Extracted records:
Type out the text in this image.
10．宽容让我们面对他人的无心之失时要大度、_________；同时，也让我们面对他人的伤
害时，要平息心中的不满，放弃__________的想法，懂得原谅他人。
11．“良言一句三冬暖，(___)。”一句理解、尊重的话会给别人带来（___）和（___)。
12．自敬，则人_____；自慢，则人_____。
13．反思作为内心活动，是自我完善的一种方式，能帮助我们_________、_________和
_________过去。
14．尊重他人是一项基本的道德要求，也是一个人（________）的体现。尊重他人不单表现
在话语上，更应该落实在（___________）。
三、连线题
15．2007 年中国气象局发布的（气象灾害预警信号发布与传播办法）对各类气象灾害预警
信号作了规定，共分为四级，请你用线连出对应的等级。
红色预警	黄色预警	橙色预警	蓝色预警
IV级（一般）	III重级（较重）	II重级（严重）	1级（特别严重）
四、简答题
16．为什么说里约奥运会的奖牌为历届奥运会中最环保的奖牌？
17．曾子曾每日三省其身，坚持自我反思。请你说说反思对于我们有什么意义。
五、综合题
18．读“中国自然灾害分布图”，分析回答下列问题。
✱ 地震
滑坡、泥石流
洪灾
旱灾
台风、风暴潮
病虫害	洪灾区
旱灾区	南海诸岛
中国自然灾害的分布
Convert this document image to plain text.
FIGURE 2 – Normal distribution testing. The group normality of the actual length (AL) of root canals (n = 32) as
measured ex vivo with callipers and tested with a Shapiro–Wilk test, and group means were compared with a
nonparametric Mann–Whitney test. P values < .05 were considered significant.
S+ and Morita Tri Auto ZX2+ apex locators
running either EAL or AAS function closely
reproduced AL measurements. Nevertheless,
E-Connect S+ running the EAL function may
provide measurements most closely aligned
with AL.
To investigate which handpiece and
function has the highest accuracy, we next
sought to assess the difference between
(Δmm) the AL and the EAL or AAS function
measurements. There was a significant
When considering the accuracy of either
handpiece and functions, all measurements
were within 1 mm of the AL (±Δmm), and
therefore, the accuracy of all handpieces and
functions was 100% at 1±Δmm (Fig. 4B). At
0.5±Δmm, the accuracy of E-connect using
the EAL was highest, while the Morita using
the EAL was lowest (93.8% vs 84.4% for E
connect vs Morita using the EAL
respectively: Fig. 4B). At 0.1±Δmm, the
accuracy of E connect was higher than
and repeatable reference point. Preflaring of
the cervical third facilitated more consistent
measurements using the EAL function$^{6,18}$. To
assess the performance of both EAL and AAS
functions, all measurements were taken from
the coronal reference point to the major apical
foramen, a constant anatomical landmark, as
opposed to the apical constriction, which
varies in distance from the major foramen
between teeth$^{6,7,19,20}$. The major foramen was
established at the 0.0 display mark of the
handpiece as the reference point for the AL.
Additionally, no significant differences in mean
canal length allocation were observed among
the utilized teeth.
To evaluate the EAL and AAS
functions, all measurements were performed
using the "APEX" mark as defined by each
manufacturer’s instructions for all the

...

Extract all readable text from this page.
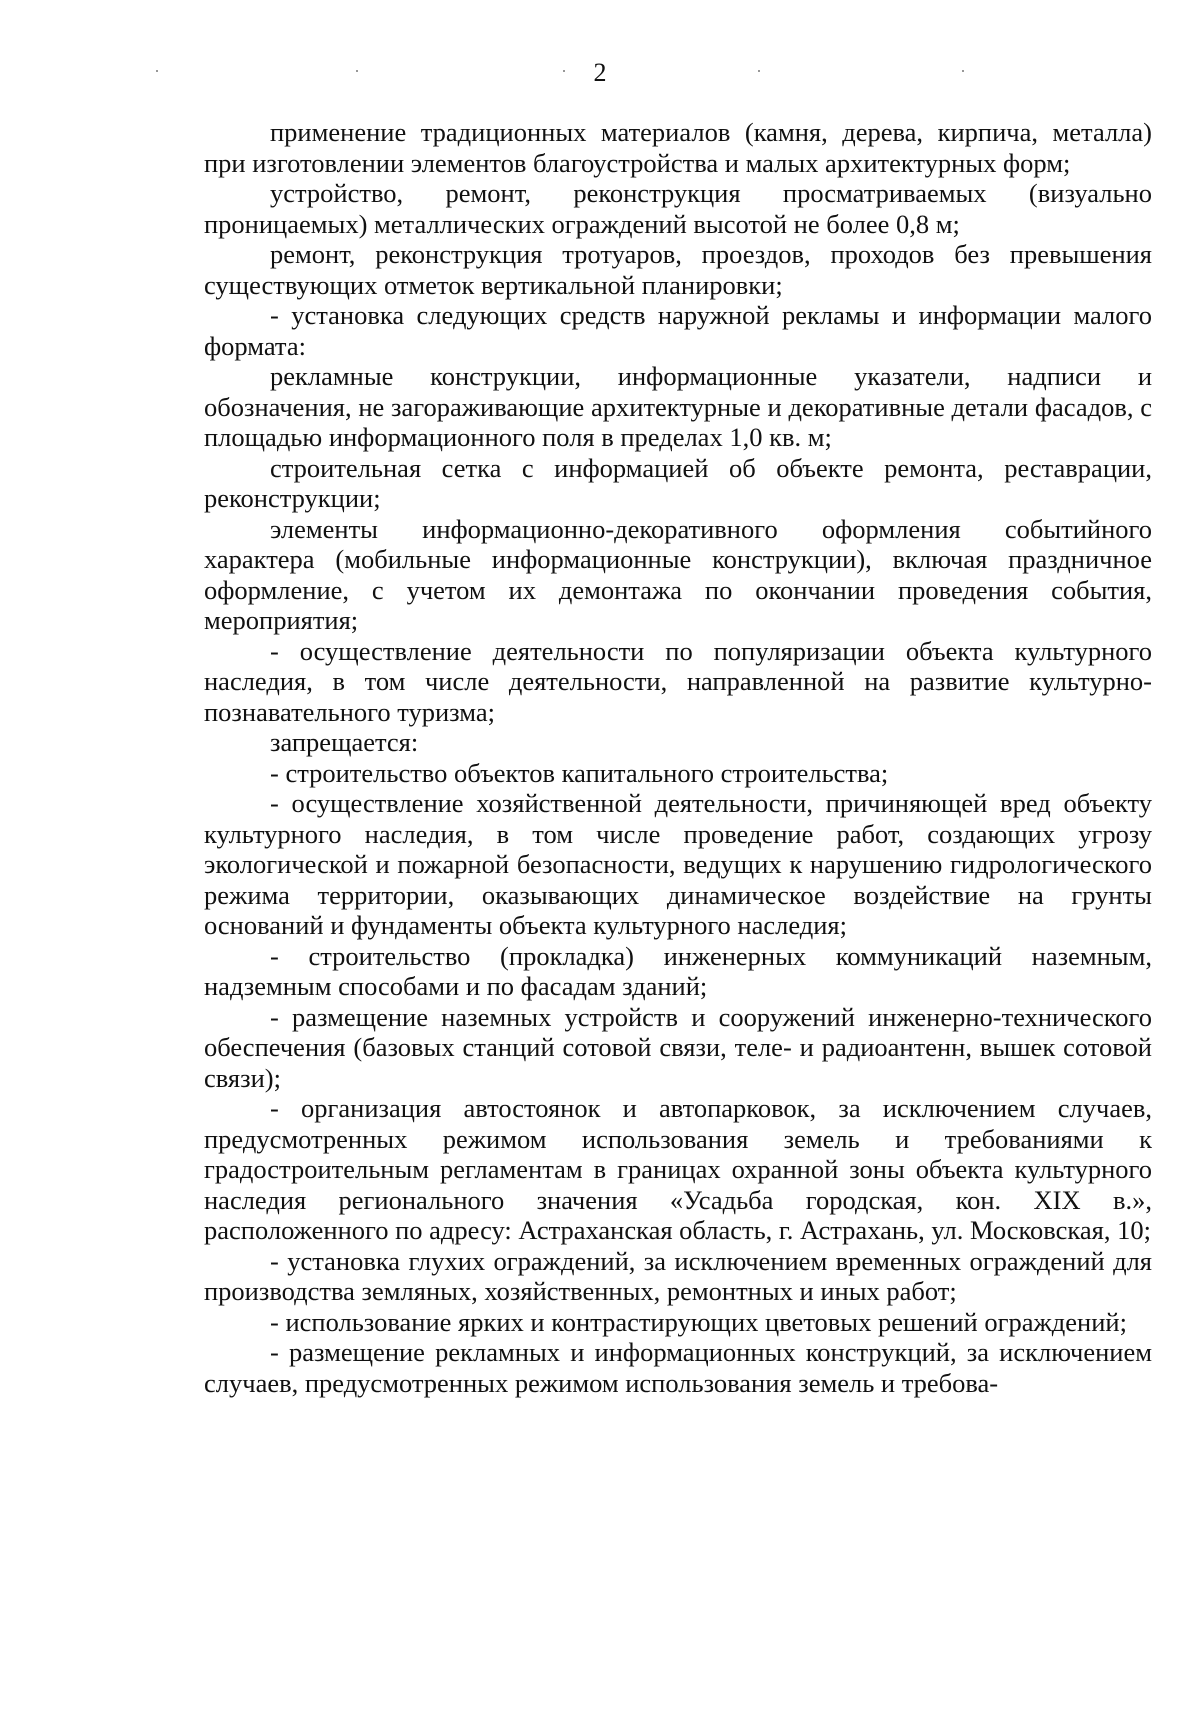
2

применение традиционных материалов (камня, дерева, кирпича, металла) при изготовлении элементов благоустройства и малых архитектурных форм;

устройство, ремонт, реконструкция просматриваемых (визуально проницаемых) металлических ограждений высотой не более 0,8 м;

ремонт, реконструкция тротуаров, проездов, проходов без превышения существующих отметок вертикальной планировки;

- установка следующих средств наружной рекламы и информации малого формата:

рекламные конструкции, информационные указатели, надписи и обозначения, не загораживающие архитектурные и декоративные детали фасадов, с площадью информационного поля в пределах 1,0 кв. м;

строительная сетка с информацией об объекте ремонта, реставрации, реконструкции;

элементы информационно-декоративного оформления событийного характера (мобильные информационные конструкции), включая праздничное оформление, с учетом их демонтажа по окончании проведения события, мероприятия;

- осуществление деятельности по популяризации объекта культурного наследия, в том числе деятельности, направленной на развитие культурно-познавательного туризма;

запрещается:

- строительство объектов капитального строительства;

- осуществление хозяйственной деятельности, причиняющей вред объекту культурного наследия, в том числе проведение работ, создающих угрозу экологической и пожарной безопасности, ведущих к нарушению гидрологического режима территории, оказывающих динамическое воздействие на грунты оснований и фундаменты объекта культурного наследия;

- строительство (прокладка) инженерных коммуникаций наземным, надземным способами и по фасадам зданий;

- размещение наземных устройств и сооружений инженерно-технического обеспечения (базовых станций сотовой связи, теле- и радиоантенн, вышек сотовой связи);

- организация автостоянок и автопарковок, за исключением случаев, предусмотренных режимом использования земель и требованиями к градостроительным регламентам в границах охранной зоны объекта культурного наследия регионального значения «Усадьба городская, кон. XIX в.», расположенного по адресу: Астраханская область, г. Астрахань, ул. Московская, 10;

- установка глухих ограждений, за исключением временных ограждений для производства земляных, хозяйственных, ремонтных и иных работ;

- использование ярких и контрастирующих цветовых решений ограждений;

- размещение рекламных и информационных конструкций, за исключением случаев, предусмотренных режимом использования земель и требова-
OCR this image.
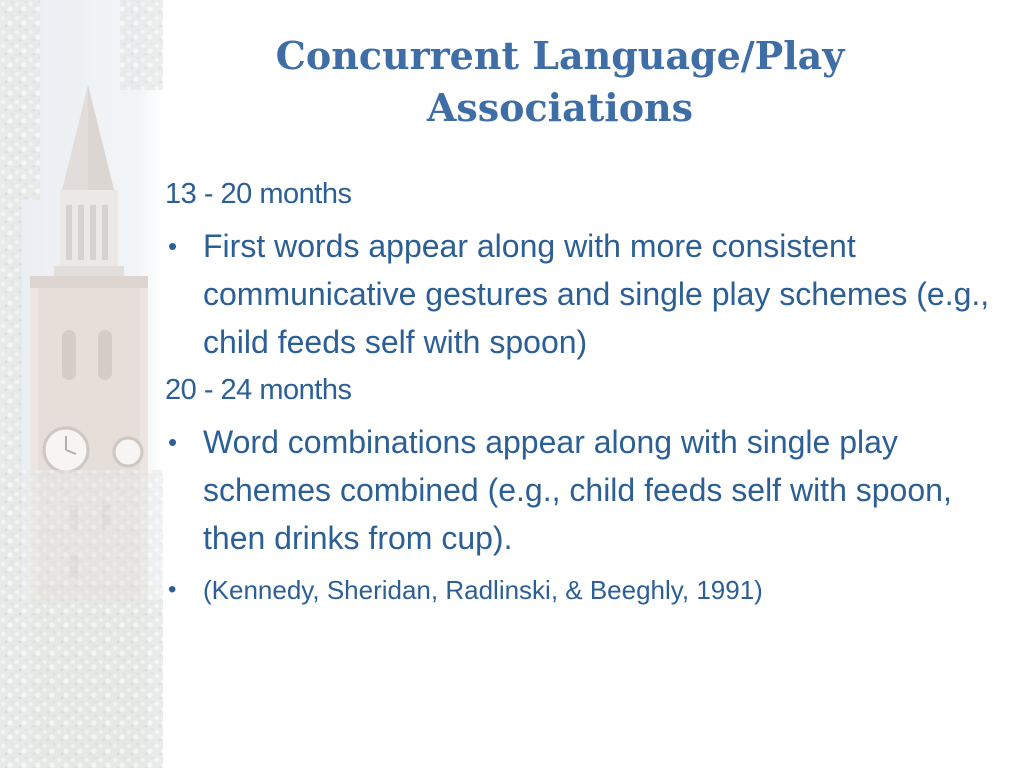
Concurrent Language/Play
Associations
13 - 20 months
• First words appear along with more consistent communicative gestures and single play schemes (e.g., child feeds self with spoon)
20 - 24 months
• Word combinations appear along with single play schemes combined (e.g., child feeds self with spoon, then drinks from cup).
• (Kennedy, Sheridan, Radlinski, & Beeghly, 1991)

**DIRECTIONS FOR THIS TASK**
Find and copy every line in the entries above where the string "foramen" occurs.

**SOLVED PROBLEM**
foramen, a constant anatomical landmark, as
varies in distance from the major foramen
between teeth$^{6,7,19,20}$. The major foramen was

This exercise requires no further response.